## Sua tarefa
Responda às perguntas a seguir com base no trecho sobre o uso da claritromicina em populações especiais:
1. Qual é a categoria de risco atribuída à claritromicina na gravidez?
2. Que percentual aproximado da dose materna de claritromicina ajustada ao peso receberia um lactente em aleitamento materno exclusivo?
3. Em crianças de que faixa etária não se recomenda o uso da claritromicina?

## Trecho para leitura
_____

População Especial do Claritromicina Germed Pharma
Uso na gravidez
A segurança do uso da claritromicina na gravidez não foi estabelecida. Com base em resultados variáveis obtidos em estudos em animais e experiência em humanos, a possibilidade de efeitos adversos no desenvolvimento embriofetal não pode ser excluída. Alguns estudos observacionais que avaliaram a exposição à claritromicina durante o primeiro e segundo trimestres relataram um risco aumentado de aborto espontâneo em comparação com o não uso de antibióticos ou uso de outros antibióticos durante o mesmo período. Os estudos epidemiológicos disponíveis sobre o risco de malformações congênitas maiores (malformações que trazem consequência para a anatomia, função ou estética das estruturas) com o uso de macrolídeos, incluindo claritromicina durante a gravidez, fornecem resultados conflitantes. Dessa forma, os benefícios e os riscos da utilização de claritromicina na mulher grávida devem ser ponderados pelo médico prescritor.
Gravidez: Categoria de risco: D.
Este medicamento não deve ser utilizado por mulheres grávidas sem orientação médica ou do cirurgião-dentista.
Uso na amamentação
A claritromicina é excretada no leite materno em pequenas quantidades. Estima-se que um lactente em aleitamento materno exclusivo receberia cerca de 1,7% da dose materna de claritromicina ajustada ao peso. A segurança do uso da claritromicina durante o aleitamento materno não foi estabelecida.
Fertilidade
Em ratos, os estudos de fertilidade não mostraram qualquer evidência de efeitos nocivos.
Uso em crianças
Não se recomenda o uso da claritromicina em crianças menores de 6 meses de idade.

_____

Entradas do conjunto de dados:
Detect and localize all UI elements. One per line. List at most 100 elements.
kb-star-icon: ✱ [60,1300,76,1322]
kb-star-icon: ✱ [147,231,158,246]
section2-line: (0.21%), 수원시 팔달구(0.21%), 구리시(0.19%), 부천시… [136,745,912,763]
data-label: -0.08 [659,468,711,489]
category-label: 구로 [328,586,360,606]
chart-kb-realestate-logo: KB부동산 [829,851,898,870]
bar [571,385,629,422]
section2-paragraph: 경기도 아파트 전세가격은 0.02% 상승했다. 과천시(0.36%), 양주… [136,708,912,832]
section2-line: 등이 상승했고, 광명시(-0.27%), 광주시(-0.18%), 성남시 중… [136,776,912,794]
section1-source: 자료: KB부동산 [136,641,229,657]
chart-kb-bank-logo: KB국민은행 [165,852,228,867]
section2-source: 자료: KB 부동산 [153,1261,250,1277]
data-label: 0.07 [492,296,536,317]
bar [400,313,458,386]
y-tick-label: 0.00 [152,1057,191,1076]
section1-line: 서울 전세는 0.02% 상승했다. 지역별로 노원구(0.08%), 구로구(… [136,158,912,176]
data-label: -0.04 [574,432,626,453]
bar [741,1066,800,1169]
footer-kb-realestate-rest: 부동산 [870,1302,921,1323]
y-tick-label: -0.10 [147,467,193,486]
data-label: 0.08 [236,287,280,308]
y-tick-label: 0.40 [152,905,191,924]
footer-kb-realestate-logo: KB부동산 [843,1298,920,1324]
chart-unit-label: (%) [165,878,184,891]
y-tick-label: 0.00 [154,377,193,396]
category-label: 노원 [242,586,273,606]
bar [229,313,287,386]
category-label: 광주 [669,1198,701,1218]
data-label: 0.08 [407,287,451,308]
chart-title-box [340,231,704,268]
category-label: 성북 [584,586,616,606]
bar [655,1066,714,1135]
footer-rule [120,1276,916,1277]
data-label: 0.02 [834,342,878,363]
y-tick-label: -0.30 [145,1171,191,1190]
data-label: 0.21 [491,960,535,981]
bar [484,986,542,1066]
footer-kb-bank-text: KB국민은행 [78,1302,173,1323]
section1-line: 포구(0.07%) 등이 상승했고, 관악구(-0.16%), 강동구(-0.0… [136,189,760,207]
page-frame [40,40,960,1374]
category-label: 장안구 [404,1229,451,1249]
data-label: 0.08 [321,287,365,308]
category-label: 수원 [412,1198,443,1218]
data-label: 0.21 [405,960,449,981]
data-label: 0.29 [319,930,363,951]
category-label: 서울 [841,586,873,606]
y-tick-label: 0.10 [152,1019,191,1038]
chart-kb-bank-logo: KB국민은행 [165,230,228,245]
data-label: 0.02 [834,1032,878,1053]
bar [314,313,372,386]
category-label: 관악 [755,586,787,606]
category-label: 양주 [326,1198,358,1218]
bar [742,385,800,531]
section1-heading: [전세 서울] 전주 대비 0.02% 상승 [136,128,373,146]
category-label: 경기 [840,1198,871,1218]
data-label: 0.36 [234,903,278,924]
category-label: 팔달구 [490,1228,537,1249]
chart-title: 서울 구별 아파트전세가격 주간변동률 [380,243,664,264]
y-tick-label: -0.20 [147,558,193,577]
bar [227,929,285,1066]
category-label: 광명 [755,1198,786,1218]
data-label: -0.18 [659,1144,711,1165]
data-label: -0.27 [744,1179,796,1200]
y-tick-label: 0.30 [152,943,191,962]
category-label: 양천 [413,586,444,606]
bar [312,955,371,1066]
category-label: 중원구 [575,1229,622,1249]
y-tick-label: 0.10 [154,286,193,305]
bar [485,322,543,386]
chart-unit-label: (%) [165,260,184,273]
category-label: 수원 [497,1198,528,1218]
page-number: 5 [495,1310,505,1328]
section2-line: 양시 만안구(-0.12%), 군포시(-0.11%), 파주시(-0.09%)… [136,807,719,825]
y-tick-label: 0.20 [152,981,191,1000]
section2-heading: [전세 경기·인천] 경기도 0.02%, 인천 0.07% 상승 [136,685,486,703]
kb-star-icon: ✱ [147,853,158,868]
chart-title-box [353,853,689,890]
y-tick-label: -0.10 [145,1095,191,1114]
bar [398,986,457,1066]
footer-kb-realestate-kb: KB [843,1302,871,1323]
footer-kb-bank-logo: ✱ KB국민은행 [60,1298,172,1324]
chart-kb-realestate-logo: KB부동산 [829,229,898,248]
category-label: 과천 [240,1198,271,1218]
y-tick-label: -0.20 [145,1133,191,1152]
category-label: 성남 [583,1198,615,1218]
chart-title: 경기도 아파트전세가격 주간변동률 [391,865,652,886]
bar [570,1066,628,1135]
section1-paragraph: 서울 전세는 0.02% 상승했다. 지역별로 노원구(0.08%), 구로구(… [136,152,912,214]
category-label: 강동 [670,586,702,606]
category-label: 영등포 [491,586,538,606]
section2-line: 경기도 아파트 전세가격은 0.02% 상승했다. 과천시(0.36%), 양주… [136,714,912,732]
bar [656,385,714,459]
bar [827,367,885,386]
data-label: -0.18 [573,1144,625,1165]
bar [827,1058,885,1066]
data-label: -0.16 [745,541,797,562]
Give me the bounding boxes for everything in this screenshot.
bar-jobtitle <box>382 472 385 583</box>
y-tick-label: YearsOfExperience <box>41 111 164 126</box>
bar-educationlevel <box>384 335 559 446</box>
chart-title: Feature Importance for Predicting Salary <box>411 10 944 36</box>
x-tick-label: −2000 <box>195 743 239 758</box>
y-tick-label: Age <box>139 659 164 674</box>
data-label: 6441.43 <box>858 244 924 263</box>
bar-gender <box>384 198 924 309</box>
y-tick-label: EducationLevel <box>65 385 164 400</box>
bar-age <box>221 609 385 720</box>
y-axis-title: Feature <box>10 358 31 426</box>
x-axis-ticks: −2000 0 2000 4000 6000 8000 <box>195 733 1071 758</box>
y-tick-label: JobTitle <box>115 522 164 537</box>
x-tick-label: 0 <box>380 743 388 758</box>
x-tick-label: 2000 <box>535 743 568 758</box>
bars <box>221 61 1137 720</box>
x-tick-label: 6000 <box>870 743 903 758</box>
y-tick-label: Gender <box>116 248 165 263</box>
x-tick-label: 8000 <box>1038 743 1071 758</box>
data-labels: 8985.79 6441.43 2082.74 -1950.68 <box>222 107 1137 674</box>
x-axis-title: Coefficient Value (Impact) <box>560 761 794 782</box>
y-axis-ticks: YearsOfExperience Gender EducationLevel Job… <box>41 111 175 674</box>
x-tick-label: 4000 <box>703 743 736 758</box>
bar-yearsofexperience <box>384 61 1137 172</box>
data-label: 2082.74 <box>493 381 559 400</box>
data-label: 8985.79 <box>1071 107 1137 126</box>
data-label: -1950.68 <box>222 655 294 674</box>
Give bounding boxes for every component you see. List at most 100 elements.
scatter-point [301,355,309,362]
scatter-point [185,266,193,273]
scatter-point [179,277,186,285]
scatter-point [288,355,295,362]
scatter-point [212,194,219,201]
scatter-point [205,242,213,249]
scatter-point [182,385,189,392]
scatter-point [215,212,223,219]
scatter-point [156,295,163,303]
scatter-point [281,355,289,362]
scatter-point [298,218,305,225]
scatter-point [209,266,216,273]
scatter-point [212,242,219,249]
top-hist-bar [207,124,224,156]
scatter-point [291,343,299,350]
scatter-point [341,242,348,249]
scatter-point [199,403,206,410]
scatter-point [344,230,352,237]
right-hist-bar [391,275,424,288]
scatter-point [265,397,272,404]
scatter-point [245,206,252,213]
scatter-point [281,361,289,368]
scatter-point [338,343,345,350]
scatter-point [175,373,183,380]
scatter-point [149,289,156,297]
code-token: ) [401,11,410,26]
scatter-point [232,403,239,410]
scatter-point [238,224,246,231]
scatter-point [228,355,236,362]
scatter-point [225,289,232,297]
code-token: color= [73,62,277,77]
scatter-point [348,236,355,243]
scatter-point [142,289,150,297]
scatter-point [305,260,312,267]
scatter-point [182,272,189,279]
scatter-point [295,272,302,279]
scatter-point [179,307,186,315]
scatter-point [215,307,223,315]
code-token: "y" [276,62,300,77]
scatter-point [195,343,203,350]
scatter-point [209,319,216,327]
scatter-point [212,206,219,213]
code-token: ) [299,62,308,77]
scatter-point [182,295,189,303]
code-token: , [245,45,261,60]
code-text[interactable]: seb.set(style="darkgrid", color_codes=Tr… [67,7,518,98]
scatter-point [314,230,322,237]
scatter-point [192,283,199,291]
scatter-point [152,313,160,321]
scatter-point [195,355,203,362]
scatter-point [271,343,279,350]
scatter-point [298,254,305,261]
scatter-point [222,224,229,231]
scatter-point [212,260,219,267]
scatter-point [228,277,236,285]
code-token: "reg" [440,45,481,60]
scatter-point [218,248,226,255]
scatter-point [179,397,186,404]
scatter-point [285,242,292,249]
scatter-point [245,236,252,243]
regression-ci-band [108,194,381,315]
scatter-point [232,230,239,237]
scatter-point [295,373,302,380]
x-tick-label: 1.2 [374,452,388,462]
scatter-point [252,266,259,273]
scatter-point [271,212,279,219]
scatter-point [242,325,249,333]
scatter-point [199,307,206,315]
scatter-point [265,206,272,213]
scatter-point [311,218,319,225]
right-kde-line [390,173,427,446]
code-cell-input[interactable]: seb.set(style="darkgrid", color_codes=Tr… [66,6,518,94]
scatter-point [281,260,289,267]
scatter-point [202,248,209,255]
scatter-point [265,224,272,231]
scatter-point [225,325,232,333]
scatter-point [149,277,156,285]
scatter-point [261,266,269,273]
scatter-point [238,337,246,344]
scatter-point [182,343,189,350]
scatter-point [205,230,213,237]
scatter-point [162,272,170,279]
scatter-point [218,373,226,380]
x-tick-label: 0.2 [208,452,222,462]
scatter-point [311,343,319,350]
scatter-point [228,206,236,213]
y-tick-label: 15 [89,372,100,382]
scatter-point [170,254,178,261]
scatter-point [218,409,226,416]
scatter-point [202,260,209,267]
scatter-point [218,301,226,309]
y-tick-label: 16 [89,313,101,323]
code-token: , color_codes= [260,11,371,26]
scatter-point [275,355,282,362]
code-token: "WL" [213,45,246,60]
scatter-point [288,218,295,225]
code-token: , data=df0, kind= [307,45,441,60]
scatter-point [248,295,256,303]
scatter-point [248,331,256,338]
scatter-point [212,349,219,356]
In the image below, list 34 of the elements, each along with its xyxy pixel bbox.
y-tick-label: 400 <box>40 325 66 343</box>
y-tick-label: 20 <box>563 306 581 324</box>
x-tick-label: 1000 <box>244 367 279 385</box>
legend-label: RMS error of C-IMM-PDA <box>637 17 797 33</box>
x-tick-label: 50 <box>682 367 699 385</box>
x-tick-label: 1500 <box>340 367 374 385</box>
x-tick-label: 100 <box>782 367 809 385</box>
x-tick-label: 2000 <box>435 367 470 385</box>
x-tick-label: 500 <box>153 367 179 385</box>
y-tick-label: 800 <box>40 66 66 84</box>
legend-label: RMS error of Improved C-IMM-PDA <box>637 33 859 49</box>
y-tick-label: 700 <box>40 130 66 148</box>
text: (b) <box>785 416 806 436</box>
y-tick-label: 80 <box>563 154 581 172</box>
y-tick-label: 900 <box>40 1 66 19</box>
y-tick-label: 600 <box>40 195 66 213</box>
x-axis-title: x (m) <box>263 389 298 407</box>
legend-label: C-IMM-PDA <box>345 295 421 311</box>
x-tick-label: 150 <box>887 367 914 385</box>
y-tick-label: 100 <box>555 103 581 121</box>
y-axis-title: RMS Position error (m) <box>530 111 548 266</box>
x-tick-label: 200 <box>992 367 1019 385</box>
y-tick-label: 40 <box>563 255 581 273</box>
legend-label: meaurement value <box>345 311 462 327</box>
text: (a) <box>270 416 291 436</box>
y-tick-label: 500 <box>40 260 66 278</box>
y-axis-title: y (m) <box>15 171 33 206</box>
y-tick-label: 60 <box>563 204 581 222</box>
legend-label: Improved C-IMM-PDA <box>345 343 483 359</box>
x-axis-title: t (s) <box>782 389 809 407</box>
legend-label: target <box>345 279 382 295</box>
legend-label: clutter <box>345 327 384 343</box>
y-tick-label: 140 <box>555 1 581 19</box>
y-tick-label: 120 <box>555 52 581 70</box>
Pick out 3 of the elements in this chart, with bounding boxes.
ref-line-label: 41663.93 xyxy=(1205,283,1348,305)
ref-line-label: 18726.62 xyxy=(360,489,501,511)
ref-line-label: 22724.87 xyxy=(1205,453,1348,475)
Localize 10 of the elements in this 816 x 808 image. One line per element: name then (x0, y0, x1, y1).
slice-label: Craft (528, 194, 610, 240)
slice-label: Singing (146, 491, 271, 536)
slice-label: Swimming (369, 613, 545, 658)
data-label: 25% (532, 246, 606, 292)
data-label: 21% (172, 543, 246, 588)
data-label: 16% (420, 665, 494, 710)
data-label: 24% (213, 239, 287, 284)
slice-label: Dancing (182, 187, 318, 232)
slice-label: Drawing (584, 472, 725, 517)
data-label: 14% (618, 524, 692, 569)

_____

## Resposta do exercício
1. Categoria de risco D.
2. Cerca de 1,7%.
3. Em crianças menores de 6 meses de idade.